--- BEGIN ---
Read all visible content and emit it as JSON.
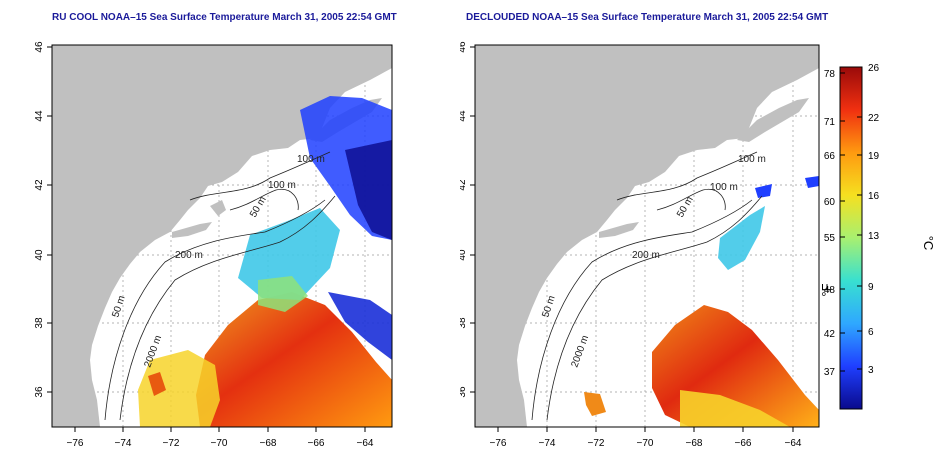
{
  "panels": [
    {
      "title": "RU COOL NOAA–15 Sea Surface Temperature March 31, 2005 22:54 GMT",
      "clouds_removed": false
    },
    {
      "title": "DECLOUDED NOAA–15 Sea Surface Temperature March 31, 2005 22:54 GMT",
      "clouds_removed": true
    }
  ],
  "axes": {
    "lon_ticks": [
      "−76",
      "−74",
      "−72",
      "−70",
      "−68",
      "−66",
      "−64"
    ],
    "lat_ticks": [
      "36",
      "38",
      "40",
      "42",
      "44",
      "46"
    ],
    "lon_range": [
      -77,
      -63
    ],
    "lat_range": [
      35,
      46
    ]
  },
  "isobaths": [
    "100 m",
    "100 m",
    "50 m",
    "200 m",
    "50 m",
    "2000 m"
  ],
  "colorbar": {
    "fahrenheit_label": "°F",
    "celsius_label": "°C",
    "fahrenheit_ticks": [
      "78",
      "71",
      "66",
      "60",
      "55",
      "48",
      "42",
      "37"
    ],
    "celsius_ticks": [
      "26",
      "22",
      "19",
      "16",
      "13",
      "9",
      "6",
      "3"
    ],
    "colors": [
      "#0a0a8c",
      "#1f3fff",
      "#2fa8ff",
      "#38e0d0",
      "#a8f070",
      "#f5e020",
      "#ff9a10",
      "#f03010",
      "#9a0a0a"
    ]
  },
  "colors": {
    "land": "#c0c0c0",
    "ocean": "#ffffff",
    "title": "#1a1a9a"
  }
}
--- END ---
* _The exercise_: Write out the whole listing again, exactly, with no pictures.

* _Task result_:
Read all visible content and emit it as JSON.
{
  "panels": [
    {
      "title": "RU COOL NOAA–15 Sea Surface Temperature March 31, 2005 22:54 GMT",
      "clouds_removed": false
    },
    {
      "title": "DECLOUDED NOAA–15 Sea Surface Temperature March 31, 2005 22:54 GMT",
      "clouds_removed": true
    }
  ],
  "axes": {
    "lon_ticks": [
      "−76",
      "−74",
      "−72",
      "−70",
      "−68",
      "−66",
      "−64"
    ],
    "lat_ticks": [
      "36",
      "38",
      "40",
      "42",
      "44",
      "46"
    ],
    "lon_range": [
      -77,
      -63
    ],
    "lat_range": [
      35,
      46
    ]
  },
  "isobaths": [
    "100 m",
    "100 m",
    "50 m",
    "200 m",
    "50 m",
    "2000 m"
  ],
  "colorbar": {
    "fahrenheit_label": "°F",
    "celsius_label": "°C",
    "fahrenheit_ticks": [
      "78",
      "71",
      "66",
      "60",
      "55",
      "48",
      "42",
      "37"
    ],
    "celsius_ticks": [
      "26",
      "22",
      "19",
      "16",
      "13",
      "9",
      "6",
      "3"
    ],
    "colors": [
      "#0a0a8c",
      "#1f3fff",
      "#2fa8ff",
      "#38e0d0",
      "#a8f070",
      "#f5e020",
      "#ff9a10",
      "#f03010",
      "#9a0a0a"
    ]
  },
  "colors": {
    "land": "#c0c0c0",
    "ocean": "#ffffff",
    "title": "#1a1a9a"
  }
}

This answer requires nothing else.